## CHALLENGE
Your task is to repeat the entries underneath exactly, minus the pictures.
---- THE DATA
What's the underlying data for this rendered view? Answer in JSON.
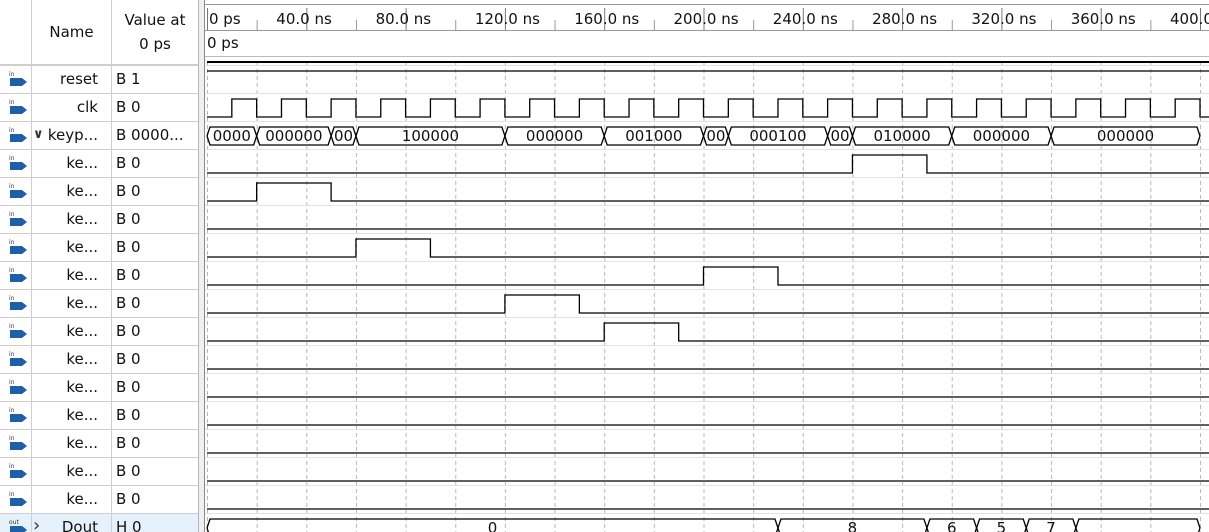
{
  "header": {
    "name_col": "Name",
    "value_col_line1": "Value at",
    "value_col_line2": "0 ps"
  },
  "cursor_label": "0 ps",
  "time_ticks": [
    "0 ps",
    "40.0 ns",
    "80.0 ns",
    "120.0 ns",
    "160.0 ns",
    "200.0 ns",
    "240.0 ns",
    "280.0 ns",
    "320.0 ns",
    "360.0 ns",
    "400.0 ns"
  ],
  "signals": [
    {
      "name": "reset",
      "value": "B 1",
      "dir": "in",
      "kind": "const",
      "level": 1
    },
    {
      "name": "clk",
      "value": "B 0",
      "dir": "in",
      "kind": "clock"
    },
    {
      "name": "keyp...",
      "value": "B 0000...",
      "dir": "in",
      "kind": "bus",
      "expanded": true,
      "segments": [
        {
          "from": 0,
          "to": 20,
          "text": "0000"
        },
        {
          "from": 20,
          "to": 50,
          "text": "000000"
        },
        {
          "from": 50,
          "to": 60,
          "text": "00"
        },
        {
          "from": 60,
          "to": 120,
          "text": "100000"
        },
        {
          "from": 120,
          "to": 160,
          "text": "000000"
        },
        {
          "from": 160,
          "to": 200,
          "text": "001000"
        },
        {
          "from": 200,
          "to": 210,
          "text": "00"
        },
        {
          "from": 210,
          "to": 250,
          "text": "000100"
        },
        {
          "from": 250,
          "to": 260,
          "text": "00"
        },
        {
          "from": 260,
          "to": 300,
          "text": "010000"
        },
        {
          "from": 300,
          "to": 340,
          "text": "000000"
        },
        {
          "from": 340,
          "to": 400,
          "text": "000000"
        }
      ]
    },
    {
      "name": "ke...",
      "value": "B 0",
      "dir": "in",
      "kind": "pulse",
      "pulses": [
        [
          260,
          290
        ]
      ]
    },
    {
      "name": "ke...",
      "value": "B 0",
      "dir": "in",
      "kind": "pulse",
      "pulses": [
        [
          20,
          50
        ]
      ]
    },
    {
      "name": "ke...",
      "value": "B 0",
      "dir": "in",
      "kind": "pulse",
      "pulses": []
    },
    {
      "name": "ke...",
      "value": "B 0",
      "dir": "in",
      "kind": "pulse",
      "pulses": [
        [
          60,
          90
        ]
      ]
    },
    {
      "name": "ke...",
      "value": "B 0",
      "dir": "in",
      "kind": "pulse",
      "pulses": [
        [
          200,
          230
        ]
      ]
    },
    {
      "name": "ke...",
      "value": "B 0",
      "dir": "in",
      "kind": "pulse",
      "pulses": [
        [
          120,
          150
        ]
      ]
    },
    {
      "name": "ke...",
      "value": "B 0",
      "dir": "in",
      "kind": "pulse",
      "pulses": [
        [
          160,
          190
        ]
      ]
    },
    {
      "name": "ke...",
      "value": "B 0",
      "dir": "in",
      "kind": "pulse",
      "pulses": []
    },
    {
      "name": "ke...",
      "value": "B 0",
      "dir": "in",
      "kind": "pulse",
      "pulses": []
    },
    {
      "name": "ke...",
      "value": "B 0",
      "dir": "in",
      "kind": "pulse",
      "pulses": []
    },
    {
      "name": "ke...",
      "value": "B 0",
      "dir": "in",
      "kind": "pulse",
      "pulses": []
    },
    {
      "name": "ke...",
      "value": "B 0",
      "dir": "in",
      "kind": "pulse",
      "pulses": []
    },
    {
      "name": "ke...",
      "value": "B 0",
      "dir": "in",
      "kind": "pulse",
      "pulses": []
    },
    {
      "name": "Dout",
      "value": "H 0",
      "dir": "out",
      "kind": "bus",
      "expanded": false,
      "selected": true,
      "segments": [
        {
          "from": 0,
          "to": 230,
          "text": "0"
        },
        {
          "from": 230,
          "to": 290,
          "text": "8"
        },
        {
          "from": 290,
          "to": 310,
          "text": "6"
        },
        {
          "from": 310,
          "to": 330,
          "text": "5"
        },
        {
          "from": 330,
          "to": 350,
          "text": "7"
        },
        {
          "from": 350,
          "to": 400,
          "text": ""
        }
      ]
    }
  ],
  "clock": {
    "period_ns": 20,
    "first_rise_ns": 10
  },
  "colors": {
    "in_icon": "#1f5fa8",
    "out_icon": "#1f5fa8",
    "grid": "#c0c0c0",
    "wave": "#000000",
    "select": "#e5f1fb"
  }
}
--------
## TASK RESPONSE
What's the underlying data for this rendered view? Answer in JSON.
{
  "header": {
    "name_col": "Name",
    "value_col_line1": "Value at",
    "value_col_line2": "0 ps"
  },
  "cursor_label": "0 ps",
  "time_ticks": [
    "0 ps",
    "40.0 ns",
    "80.0 ns",
    "120.0 ns",
    "160.0 ns",
    "200.0 ns",
    "240.0 ns",
    "280.0 ns",
    "320.0 ns",
    "360.0 ns",
    "400.0 ns"
  ],
  "signals": [
    {
      "name": "reset",
      "value": "B 1",
      "dir": "in",
      "kind": "const",
      "level": 1
    },
    {
      "name": "clk",
      "value": "B 0",
      "dir": "in",
      "kind": "clock"
    },
    {
      "name": "keyp...",
      "value": "B 0000...",
      "dir": "in",
      "kind": "bus",
      "expanded": true,
      "segments": [
        {
          "from": 0,
          "to": 20,
          "text": "0000"
        },
        {
          "from": 20,
          "to": 50,
          "text": "000000"
        },
        {
          "from": 50,
          "to": 60,
          "text": "00"
        },
        {
          "from": 60,
          "to": 120,
          "text": "100000"
        },
        {
          "from": 120,
          "to": 160,
          "text": "000000"
        },
        {
          "from": 160,
          "to": 200,
          "text": "001000"
        },
        {
          "from": 200,
          "to": 210,
          "text": "00"
        },
        {
          "from": 210,
          "to": 250,
          "text": "000100"
        },
        {
          "from": 250,
          "to": 260,
          "text": "00"
        },
        {
          "from": 260,
          "to": 300,
          "text": "010000"
        },
        {
          "from": 300,
          "to": 340,
          "text": "000000"
        },
        {
          "from": 340,
          "to": 400,
          "text": "000000"
        }
      ]
    },
    {
      "name": "ke...",
      "value": "B 0",
      "dir": "in",
      "kind": "pulse",
      "pulses": [
        [
          260,
          290
        ]
      ]
    },
    {
      "name": "ke...",
      "value": "B 0",
      "dir": "in",
      "kind": "pulse",
      "pulses": [
        [
          20,
          50
        ]
      ]
    },
    {
      "name": "ke...",
      "value": "B 0",
      "dir": "in",
      "kind": "pulse",
      "pulses": []
    },
    {
      "name": "ke...",
      "value": "B 0",
      "dir": "in",
      "kind": "pulse",
      "pulses": [
        [
          60,
          90
        ]
      ]
    },
    {
      "name": "ke...",
      "value": "B 0",
      "dir": "in",
      "kind": "pulse",
      "pulses": [
        [
          200,
          230
        ]
      ]
    },
    {
      "name": "ke...",
      "value": "B 0",
      "dir": "in",
      "kind": "pulse",
      "pulses": [
        [
          120,
          150
        ]
      ]
    },
    {
      "name": "ke...",
      "value": "B 0",
      "dir": "in",
      "kind": "pulse",
      "pulses": [
        [
          160,
          190
        ]
      ]
    },
    {
      "name": "ke...",
      "value": "B 0",
      "dir": "in",
      "kind": "pulse",
      "pulses": []
    },
    {
      "name": "ke...",
      "value": "B 0",
      "dir": "in",
      "kind": "pulse",
      "pulses": []
    },
    {
      "name": "ke...",
      "value": "B 0",
      "dir": "in",
      "kind": "pulse",
      "pulses": []
    },
    {
      "name": "ke...",
      "value": "B 0",
      "dir": "in",
      "kind": "pulse",
      "pulses": []
    },
    {
      "name": "ke...",
      "value": "B 0",
      "dir": "in",
      "kind": "pulse",
      "pulses": []
    },
    {
      "name": "ke...",
      "value": "B 0",
      "dir": "in",
      "kind": "pulse",
      "pulses": []
    },
    {
      "name": "Dout",
      "value": "H 0",
      "dir": "out",
      "kind": "bus",
      "expanded": false,
      "selected": true,
      "segments": [
        {
          "from": 0,
          "to": 230,
          "text": "0"
        },
        {
          "from": 230,
          "to": 290,
          "text": "8"
        },
        {
          "from": 290,
          "to": 310,
          "text": "6"
        },
        {
          "from": 310,
          "to": 330,
          "text": "5"
        },
        {
          "from": 330,
          "to": 350,
          "text": "7"
        },
        {
          "from": 350,
          "to": 400,
          "text": ""
        }
      ]
    }
  ],
  "clock": {
    "period_ns": 20,
    "first_rise_ns": 10
  },
  "colors": {
    "in_icon": "#1f5fa8",
    "out_icon": "#1f5fa8",
    "grid": "#c0c0c0",
    "wave": "#000000",
    "select": "#e5f1fb"
  }
}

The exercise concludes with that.